Vous vous secouez. Froid(e) comme un fjord, gras(se) comme un phoque, mais serein(e) comme un yogi, vous vous extirpez des redifs nocturnes de Jurassic Park et Alerte à Malibu doublées en norvégien. Déclic dans votre inconscient : vous allez partir pour Hawaii, où Spielberg a tourné Jurassik Park, faire des treks dans la jungle avec les dinosaures et vous sculpter des pectoraux/hanches de sauveteur(se) américain(e). Trois jours d’avion plus tard, vous gagnez 40 degrés en débarquant à Kauai, la plus sauvage des îles de l’archipel hawaïen. Vous sifflez cul-sec un Mai Tai et serrez autour de votre crâne un collier de fleurs comme Rambo son bandana. C’est l’étape : je me respecte, je me dépasse et qu’il/elle se tape qui il/elle veut, moi je m’aime et ça me suffit. Escalade à mains nues du Waimea Canyon, surf dans les vagues déchaînées de la Polihale Beach, tout y passe. Au cours d’un trek de dix jours sans eau dans l’impénétrable forêt de l’ouest de l’île, vous faites deux rencontres : un T-Rex déchaîné et un groupe d’étudiant(e)s US en spring break forestier. Vous regardez le premier droit dans les yeux avec tellement de détermination qu’il se casse en couinant. Vous regardez les second(e)s droit dans les yeux avec tellement de détermination qu’ils/elles vous sautent dessus, en couinant aussi, pour un gangbang à faire tomber toutes les noix de coco. L’ego regonflé à bloc par votre stage de survie hawaïen, vous regrettez juste l’absence d’un miroir. Vous mesurez le chemin parcouru pendant la dernière étape de ce tour du monde postrupture. Vous avez affronté vos monstres, vous avez couché avec n’importe qui. Votre rupture est derrière vous, vous pouvez désormais rentrer en France et reprendre une vie sentimentale normale. Retour en selle, merci Gizèle. (lire l’article)
┄┄┄┄┄┄┄┄┄┄
- Consigne:
Indiquez si chacune de ces affirmations concorde avec l'extrait sur le voyage à Hawaii, par oui ou non, en citant mot pour mot les mots décisifs de l'extrait.
1. Kauai est présentée comme la plus sauvage des îles de l'archipel hawaïen.
2. Le trek dans la forêt de l'ouest de l'île dure une semaine.
3. Le trajet en avion jusqu'à Kauai prend deux jours.
┄┄┄┄┄┄┄┄┄┄
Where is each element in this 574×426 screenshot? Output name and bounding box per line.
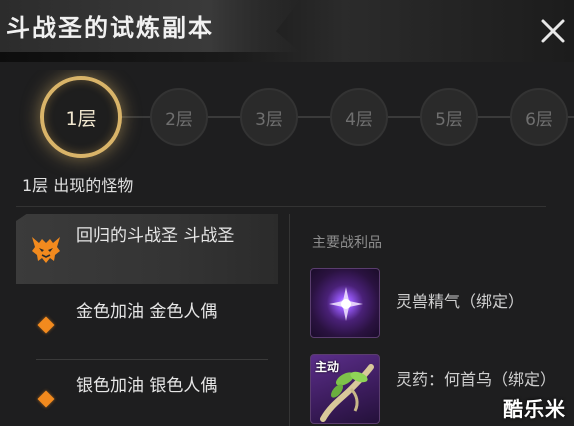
floor-label: 1层 — [65, 107, 97, 130]
floor-label: 6层 — [525, 109, 553, 130]
monster-icon-wrap — [16, 364, 76, 426]
loot-item-1[interactable]: 灵兽精气（绑定） — [310, 268, 570, 338]
watermark: 酷乐米 — [503, 397, 566, 421]
orange-diamond-icon — [37, 316, 55, 334]
demon-head-icon — [32, 237, 60, 263]
monster-name: 回归的斗战圣 斗战圣 — [76, 226, 235, 246]
floor-3-button[interactable]: 3层 — [240, 88, 298, 146]
title-bar: 斗战圣的试炼副本 — [0, 0, 574, 62]
spirit-sparkle-icon — [329, 287, 363, 321]
floor-4-button[interactable]: 4层 — [330, 88, 388, 146]
floor-selector: 1层 2层 3层 4层 5层 6层 — [0, 70, 574, 180]
page-title: 斗战圣的试炼副本 — [6, 13, 214, 42]
monster-item-2[interactable]: 金色加油 金色人偶 — [16, 290, 278, 360]
floor-label: 2层 — [165, 109, 193, 130]
loot-name: 灵兽精气（绑定） — [396, 292, 525, 311]
section-divider — [16, 206, 546, 207]
purple-spirit-orb-icon — [310, 268, 380, 338]
monster-item-3[interactable]: 银色加油 银色人偶 — [16, 364, 278, 426]
monster-icon-wrap — [16, 214, 76, 284]
loot-tag: 主动 — [315, 360, 340, 374]
floor-1-button[interactable]: 1层 — [40, 76, 122, 158]
herb-root-icon: 主动 — [310, 354, 380, 424]
floor-label: 5层 — [435, 109, 463, 130]
close-icon — [541, 19, 565, 43]
floor-connector-line — [60, 116, 574, 118]
floor-6-button[interactable]: 6层 — [510, 88, 568, 146]
floor-2-button[interactable]: 2层 — [150, 88, 208, 146]
monster-list: 回归的斗战圣 斗战圣 金色加油 金色人偶 银色加油 银色人偶 — [16, 214, 278, 426]
monster-name: 金色加油 金色人偶 — [76, 302, 218, 322]
close-button[interactable] — [538, 16, 568, 46]
loot-heading: 主要战利品 — [312, 235, 382, 251]
monster-item-1[interactable]: 回归的斗战圣 斗战圣 — [16, 214, 278, 284]
floor-monsters-caption: 1层 出现的怪物 — [22, 176, 134, 195]
monster-name: 银色加油 银色人偶 — [76, 376, 218, 396]
orange-diamond-icon — [37, 390, 55, 408]
list-separator — [36, 359, 268, 360]
floor-label: 3层 — [255, 109, 283, 130]
floor-label: 4层 — [345, 109, 373, 130]
column-divider — [289, 214, 290, 426]
floor-5-button[interactable]: 5层 — [420, 88, 478, 146]
monster-icon-wrap — [16, 290, 76, 360]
┄┄┄┄┄┄┄┄┄┄
- Tâche réalisée:
1. Oui : « Kauai, la plus sauvage des îles de l’archipel hawaïen ».
2. Non : « Au cours d’un trek de dix jours sans eau ».
3. Non : « Trois jours d’avion plus tard ».